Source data
--- --- ---

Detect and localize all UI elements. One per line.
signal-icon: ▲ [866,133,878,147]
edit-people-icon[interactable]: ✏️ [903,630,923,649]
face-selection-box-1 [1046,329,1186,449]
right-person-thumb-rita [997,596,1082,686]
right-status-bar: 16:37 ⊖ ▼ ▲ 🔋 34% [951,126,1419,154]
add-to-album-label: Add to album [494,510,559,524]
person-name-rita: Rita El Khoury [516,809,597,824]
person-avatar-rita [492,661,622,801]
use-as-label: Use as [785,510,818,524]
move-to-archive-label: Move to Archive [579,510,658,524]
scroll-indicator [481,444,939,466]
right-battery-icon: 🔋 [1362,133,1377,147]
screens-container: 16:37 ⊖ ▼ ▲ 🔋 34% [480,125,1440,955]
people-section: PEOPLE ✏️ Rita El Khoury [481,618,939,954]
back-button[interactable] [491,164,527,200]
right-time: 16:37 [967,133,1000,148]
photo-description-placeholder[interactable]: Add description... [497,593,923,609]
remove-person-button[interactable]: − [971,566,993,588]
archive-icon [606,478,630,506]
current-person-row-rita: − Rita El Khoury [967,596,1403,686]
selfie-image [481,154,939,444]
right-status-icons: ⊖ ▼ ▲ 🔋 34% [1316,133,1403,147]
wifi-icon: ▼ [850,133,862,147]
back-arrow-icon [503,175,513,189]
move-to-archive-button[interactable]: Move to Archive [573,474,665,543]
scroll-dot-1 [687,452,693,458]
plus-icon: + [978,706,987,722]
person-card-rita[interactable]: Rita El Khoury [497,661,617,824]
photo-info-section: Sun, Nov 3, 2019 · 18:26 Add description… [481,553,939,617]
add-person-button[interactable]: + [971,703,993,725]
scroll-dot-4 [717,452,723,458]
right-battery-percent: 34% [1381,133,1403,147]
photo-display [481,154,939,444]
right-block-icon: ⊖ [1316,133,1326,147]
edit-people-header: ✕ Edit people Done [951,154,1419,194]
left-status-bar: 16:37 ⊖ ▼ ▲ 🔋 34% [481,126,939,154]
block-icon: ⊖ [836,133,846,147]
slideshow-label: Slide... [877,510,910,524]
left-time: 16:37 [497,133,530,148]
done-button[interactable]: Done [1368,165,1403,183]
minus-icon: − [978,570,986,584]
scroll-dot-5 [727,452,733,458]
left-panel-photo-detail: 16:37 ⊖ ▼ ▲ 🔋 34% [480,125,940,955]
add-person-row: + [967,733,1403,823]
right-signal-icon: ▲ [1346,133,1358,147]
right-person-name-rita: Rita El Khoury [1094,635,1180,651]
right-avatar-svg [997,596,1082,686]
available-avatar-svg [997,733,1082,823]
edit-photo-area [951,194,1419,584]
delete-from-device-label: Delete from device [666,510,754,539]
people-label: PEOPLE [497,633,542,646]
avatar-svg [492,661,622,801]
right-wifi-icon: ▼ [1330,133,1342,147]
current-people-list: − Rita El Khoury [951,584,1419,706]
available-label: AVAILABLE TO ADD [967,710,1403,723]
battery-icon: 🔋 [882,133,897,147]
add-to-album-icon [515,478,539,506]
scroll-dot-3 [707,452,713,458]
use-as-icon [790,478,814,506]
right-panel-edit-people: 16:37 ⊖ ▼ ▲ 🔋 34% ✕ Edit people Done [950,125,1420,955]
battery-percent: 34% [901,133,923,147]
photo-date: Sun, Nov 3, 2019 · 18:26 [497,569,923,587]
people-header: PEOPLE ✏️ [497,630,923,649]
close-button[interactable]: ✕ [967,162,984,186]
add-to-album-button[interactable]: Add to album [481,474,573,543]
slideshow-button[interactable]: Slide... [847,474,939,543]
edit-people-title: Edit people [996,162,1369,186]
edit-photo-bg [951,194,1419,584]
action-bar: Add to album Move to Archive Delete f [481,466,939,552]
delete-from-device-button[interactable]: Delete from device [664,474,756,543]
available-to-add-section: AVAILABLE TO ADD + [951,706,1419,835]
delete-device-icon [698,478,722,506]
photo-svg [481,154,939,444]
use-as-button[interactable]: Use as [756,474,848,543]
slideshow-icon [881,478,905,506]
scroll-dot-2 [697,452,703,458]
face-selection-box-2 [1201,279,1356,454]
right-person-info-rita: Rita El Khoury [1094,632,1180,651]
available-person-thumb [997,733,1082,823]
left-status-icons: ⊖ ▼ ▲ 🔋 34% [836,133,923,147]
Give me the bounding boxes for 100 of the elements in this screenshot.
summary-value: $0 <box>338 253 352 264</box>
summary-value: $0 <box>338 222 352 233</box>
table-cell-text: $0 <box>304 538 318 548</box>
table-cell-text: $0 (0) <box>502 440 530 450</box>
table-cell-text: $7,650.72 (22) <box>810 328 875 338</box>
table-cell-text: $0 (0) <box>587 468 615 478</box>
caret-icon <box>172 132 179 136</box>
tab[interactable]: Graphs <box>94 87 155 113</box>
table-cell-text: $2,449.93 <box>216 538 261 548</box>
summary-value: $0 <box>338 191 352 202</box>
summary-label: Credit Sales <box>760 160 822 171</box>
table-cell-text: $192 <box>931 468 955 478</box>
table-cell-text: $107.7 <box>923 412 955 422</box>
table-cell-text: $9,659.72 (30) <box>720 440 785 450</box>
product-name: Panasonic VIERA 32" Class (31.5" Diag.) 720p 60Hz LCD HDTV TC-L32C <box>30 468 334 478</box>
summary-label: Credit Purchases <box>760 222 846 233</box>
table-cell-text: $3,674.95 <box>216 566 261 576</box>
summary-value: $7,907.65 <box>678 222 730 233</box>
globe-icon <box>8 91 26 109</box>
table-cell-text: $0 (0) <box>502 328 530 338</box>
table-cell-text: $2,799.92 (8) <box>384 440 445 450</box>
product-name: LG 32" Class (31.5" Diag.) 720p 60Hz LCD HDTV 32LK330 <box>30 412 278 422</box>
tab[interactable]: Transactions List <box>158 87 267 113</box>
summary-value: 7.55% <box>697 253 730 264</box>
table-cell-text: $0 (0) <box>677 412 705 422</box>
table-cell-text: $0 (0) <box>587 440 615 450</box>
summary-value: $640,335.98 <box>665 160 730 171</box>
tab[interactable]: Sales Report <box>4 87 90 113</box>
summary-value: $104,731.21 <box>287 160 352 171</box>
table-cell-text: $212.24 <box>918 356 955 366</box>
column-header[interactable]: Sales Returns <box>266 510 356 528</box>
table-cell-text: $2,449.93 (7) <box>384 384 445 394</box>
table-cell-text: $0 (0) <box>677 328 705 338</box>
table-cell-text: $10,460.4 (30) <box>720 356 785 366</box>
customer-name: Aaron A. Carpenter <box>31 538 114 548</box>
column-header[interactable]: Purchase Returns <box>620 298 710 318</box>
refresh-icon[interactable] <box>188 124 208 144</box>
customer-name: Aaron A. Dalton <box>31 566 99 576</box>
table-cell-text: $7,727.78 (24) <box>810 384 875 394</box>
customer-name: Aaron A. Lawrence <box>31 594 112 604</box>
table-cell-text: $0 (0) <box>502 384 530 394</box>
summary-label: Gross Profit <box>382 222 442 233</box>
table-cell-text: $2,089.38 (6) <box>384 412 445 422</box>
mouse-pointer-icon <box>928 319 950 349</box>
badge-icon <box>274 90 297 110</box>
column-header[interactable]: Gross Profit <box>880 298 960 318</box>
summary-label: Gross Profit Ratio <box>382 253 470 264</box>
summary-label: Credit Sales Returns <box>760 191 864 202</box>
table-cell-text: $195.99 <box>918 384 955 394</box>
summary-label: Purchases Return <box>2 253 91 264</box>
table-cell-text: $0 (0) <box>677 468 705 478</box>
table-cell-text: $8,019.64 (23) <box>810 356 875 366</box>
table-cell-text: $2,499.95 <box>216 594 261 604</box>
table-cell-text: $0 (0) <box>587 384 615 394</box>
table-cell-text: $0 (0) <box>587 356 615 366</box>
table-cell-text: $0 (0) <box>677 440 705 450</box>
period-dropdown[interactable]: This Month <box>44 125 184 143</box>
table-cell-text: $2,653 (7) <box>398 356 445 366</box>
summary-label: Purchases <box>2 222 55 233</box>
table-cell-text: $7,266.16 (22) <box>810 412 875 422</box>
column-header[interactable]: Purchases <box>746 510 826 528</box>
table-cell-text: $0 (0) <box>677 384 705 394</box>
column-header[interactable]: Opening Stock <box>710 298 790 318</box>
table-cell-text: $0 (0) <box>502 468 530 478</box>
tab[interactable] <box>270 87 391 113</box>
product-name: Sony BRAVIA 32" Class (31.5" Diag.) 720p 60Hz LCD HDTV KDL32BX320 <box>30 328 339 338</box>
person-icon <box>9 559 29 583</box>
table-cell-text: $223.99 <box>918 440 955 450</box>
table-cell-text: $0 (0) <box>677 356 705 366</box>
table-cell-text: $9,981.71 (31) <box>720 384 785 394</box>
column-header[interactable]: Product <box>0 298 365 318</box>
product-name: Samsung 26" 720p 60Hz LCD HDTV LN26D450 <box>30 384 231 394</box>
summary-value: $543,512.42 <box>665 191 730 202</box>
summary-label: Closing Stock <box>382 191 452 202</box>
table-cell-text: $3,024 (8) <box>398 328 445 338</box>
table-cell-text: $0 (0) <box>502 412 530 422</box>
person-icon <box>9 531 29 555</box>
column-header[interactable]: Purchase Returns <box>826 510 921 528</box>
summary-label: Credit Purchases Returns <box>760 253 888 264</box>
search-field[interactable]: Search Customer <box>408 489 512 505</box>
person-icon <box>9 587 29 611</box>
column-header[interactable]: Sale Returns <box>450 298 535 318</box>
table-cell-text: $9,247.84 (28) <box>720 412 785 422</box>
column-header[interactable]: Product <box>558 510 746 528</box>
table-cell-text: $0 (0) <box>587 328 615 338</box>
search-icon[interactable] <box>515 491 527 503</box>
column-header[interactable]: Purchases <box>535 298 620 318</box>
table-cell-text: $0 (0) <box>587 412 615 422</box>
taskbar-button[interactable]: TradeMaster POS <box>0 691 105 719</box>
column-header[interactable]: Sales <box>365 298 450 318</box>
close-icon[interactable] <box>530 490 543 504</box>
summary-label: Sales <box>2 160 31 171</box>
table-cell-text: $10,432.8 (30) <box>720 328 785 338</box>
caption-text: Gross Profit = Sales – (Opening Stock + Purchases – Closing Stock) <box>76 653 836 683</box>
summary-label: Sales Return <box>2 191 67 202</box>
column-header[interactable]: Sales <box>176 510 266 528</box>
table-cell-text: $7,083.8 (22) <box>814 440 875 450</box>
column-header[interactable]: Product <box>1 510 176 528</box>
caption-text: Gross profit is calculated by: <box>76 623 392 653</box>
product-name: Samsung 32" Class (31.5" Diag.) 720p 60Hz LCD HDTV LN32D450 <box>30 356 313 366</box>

--- --- ---

Problem to solve
Copy out the stretch of the listing from its start through the line containing "right-battery-icon: 🔋 [1362,133,1377,147]", word for word.

Task response
Detect and localize all UI elements. One per line.
signal-icon: ▲ [866,133,878,147]
edit-people-icon[interactable]: ✏️ [903,630,923,649]
face-selection-box-1 [1046,329,1186,449]
right-person-thumb-rita [997,596,1082,686]
right-status-bar: 16:37 ⊖ ▼ ▲ 🔋 34% [951,126,1419,154]
add-to-album-label: Add to album [494,510,559,524]
person-name-rita: Rita El Khoury [516,809,597,824]
person-avatar-rita [492,661,622,801]
use-as-label: Use as [785,510,818,524]
move-to-archive-label: Move to Archive [579,510,658,524]
scroll-indicator [481,444,939,466]
right-battery-icon: 🔋 [1362,133,1377,147]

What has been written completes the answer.